Can you transcribe the data exactly? Leave the pictures out.

Dataset entries
%%

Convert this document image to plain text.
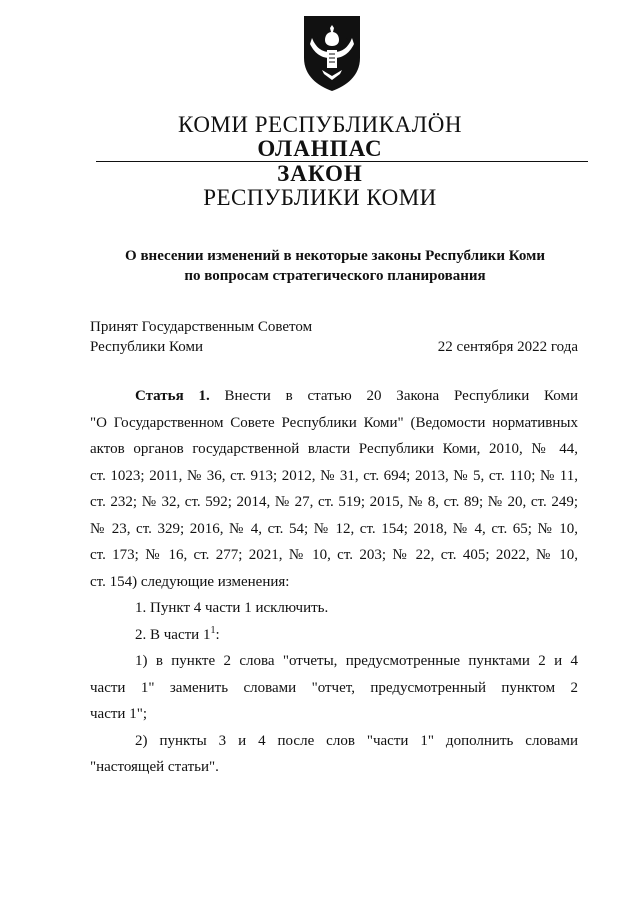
КОМИ РЕСПУБЛИКАЛÖН
ОЛАНПАС
ЗАКОН
РЕСПУБЛИКИ КОМИ
О внесении изменений в некоторые законы Республики Коми
по вопросам стратегического планирования
Принят Государственным Советом
Республики Коми	22 сентября 2022 года
Статья 1. Внести в статью 20 Закона Республики Коми
"О Государственном Совете Республики Коми" (Ведомости нормативных
актов органов государственной власти Республики Коми, 2010, № 44,
ст. 1023; 2011, № 36, ст. 913; 2012, № 31, ст. 694; 2013, № 5, ст. 110; № 11,
ст. 232; № 32, ст. 592; 2014, № 27, ст. 519; 2015, № 8, ст. 89; № 20, ст. 249;
№ 23, ст. 329; 2016, № 4, ст. 54; № 12, ст. 154; 2018, № 4, ст. 65; № 10,
ст. 173; № 16, ст. 277; 2021, № 10, ст. 203; № 22, ст. 405; 2022, № 10,
ст. 154) следующие изменения:
1. Пункт 4 части 1 исключить.
2. В части $1^1$:
1) в пункте 2 слова "отчеты, предусмотренные пунктами 2 и 4
части 1" заменить словами "отчет, предусмотренный пунктом 2
части 1";
2) пункты 3 и 4 после слов "части 1" дополнить словами
"настоящей статьи".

%%

→ **Result for this exercise**:
Convert this document image to plain text.
КОМИ РЕСПУБЛИКАЛÖН
ОЛАНПАС
ЗАКОН
РЕСПУБЛИКИ КОМИ
О внесении изменений в некоторые законы Республики Коми
по вопросам стратегического планирования
Принят Государственным Советом
Республики Коми	22 сентября 2022 года
Статья 1. Внести в статью 20 Закона Республики Коми
"О Государственном Совете Республики Коми" (Ведомости нормативных
актов органов государственной власти Республики Коми, 2010, № 44,
ст. 1023; 2011, № 36, ст. 913; 2012, № 31, ст. 694; 2013, № 5, ст. 110; № 11,
ст. 232; № 32, ст. 592; 2014, № 27, ст. 519; 2015, № 8, ст. 89; № 20, ст. 249;
№ 23, ст. 329; 2016, № 4, ст. 54; № 12, ст. 154; 2018, № 4, ст. 65; № 10,
ст. 173; № 16, ст. 277; 2021, № 10, ст. 203; № 22, ст. 405; 2022, № 10,
ст. 154) следующие изменения:
1. Пункт 4 части 1 исключить.
2. В части $1^1$:
1) в пункте 2 слова "отчеты, предусмотренные пунктами 2 и 4
части 1" заменить словами "отчет, предусмотренный пунктом 2
части 1";
2) пункты 3 и 4 после слов "части 1" дополнить словами
"настоящей статьи".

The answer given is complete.